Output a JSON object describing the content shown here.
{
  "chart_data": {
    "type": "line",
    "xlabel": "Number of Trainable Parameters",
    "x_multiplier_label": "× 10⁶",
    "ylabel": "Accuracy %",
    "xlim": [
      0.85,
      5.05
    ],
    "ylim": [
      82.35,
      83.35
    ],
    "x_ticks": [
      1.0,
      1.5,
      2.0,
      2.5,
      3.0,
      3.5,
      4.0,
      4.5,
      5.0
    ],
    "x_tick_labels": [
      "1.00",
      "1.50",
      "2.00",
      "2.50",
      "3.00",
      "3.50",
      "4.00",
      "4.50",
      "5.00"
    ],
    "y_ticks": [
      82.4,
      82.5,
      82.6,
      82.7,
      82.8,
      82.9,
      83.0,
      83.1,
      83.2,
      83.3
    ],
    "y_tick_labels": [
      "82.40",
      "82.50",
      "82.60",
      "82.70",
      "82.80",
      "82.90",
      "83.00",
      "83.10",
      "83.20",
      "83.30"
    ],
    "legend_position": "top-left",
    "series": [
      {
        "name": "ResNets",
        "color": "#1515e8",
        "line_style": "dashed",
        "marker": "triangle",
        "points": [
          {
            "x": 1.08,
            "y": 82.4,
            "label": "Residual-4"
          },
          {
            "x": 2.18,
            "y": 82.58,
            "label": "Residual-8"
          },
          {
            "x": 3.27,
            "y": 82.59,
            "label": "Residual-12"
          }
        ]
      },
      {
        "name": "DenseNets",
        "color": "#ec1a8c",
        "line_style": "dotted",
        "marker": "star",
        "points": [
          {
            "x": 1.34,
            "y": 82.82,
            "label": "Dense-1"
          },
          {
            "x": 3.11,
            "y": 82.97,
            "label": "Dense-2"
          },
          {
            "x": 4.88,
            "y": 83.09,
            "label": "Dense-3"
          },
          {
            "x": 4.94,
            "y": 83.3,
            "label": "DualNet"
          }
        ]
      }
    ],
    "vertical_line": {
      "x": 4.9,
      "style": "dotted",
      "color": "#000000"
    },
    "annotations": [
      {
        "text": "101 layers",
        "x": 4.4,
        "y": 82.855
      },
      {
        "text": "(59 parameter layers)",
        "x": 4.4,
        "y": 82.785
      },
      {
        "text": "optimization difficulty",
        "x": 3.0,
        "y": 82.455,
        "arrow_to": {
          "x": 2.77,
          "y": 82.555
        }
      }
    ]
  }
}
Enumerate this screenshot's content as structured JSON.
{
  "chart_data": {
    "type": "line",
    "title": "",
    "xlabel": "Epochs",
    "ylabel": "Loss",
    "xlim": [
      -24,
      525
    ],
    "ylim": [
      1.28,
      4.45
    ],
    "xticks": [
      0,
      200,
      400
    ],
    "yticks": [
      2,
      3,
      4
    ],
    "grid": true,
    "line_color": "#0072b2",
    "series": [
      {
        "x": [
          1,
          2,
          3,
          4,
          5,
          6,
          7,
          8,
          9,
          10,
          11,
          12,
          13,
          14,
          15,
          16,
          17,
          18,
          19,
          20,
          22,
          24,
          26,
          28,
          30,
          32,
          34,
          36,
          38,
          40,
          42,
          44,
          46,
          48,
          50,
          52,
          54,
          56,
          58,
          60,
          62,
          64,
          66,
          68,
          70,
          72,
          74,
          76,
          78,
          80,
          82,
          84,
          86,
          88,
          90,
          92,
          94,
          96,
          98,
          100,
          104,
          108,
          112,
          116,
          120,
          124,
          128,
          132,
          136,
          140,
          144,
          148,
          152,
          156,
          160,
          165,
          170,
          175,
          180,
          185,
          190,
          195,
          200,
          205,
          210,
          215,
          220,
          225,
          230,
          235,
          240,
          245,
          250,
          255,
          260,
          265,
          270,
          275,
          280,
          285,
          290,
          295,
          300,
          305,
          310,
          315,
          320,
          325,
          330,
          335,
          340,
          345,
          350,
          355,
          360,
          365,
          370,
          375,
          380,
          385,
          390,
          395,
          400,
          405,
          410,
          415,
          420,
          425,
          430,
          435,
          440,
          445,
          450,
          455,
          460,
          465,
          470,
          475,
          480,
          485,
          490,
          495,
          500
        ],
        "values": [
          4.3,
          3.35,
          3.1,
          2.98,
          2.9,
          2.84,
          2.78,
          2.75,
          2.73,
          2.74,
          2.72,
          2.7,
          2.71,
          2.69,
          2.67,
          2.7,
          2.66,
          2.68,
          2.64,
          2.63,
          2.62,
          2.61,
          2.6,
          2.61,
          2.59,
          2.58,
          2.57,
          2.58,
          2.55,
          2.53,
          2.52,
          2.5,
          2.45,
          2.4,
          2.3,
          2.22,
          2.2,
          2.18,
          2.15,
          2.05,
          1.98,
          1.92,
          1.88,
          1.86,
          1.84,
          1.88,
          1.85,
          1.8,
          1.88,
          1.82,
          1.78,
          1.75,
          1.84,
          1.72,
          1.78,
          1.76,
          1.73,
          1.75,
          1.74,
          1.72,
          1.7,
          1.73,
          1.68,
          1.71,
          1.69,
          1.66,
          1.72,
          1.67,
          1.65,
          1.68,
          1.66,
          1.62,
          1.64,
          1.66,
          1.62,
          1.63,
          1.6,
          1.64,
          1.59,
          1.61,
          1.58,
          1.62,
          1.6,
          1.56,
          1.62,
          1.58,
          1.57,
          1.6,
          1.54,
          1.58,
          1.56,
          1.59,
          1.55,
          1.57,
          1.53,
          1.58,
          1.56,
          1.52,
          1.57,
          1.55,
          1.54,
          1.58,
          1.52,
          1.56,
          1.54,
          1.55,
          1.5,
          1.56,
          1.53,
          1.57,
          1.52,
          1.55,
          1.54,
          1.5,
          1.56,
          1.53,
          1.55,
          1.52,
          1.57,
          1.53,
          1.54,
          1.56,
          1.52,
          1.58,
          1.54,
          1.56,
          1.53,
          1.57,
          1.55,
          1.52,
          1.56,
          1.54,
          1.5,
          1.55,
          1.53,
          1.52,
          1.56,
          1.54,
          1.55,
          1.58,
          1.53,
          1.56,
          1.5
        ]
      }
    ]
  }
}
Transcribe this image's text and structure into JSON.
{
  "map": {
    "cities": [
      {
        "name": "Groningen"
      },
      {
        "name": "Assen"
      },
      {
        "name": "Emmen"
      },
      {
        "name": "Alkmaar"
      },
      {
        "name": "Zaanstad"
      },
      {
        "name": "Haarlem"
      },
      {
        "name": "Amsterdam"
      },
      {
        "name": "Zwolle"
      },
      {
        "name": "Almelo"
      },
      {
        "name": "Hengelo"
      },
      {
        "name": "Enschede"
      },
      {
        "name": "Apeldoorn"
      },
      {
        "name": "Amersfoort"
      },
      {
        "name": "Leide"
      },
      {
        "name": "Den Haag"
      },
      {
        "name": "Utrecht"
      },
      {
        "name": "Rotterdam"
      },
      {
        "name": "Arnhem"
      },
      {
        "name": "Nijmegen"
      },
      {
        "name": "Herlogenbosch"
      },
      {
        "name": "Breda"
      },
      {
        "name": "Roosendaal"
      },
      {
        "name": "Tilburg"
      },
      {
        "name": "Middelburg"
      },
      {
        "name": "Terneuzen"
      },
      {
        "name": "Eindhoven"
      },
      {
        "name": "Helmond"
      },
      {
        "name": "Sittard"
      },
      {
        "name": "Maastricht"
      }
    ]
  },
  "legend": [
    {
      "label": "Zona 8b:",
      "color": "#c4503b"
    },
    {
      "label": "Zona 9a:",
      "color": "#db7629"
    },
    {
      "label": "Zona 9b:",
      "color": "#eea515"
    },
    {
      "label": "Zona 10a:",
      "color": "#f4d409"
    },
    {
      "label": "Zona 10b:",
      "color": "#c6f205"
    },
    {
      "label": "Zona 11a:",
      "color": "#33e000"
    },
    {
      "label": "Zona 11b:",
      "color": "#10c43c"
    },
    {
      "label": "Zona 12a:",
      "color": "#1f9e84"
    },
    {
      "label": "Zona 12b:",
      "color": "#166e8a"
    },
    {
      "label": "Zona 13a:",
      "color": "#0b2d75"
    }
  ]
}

++++++

● **TASK PROMPT**
Extract each line holding the word "content" from the records.

● **REPLY**
Output a JSON object describing the content shown here.
Enumerate this screenshot's content as structured JSON.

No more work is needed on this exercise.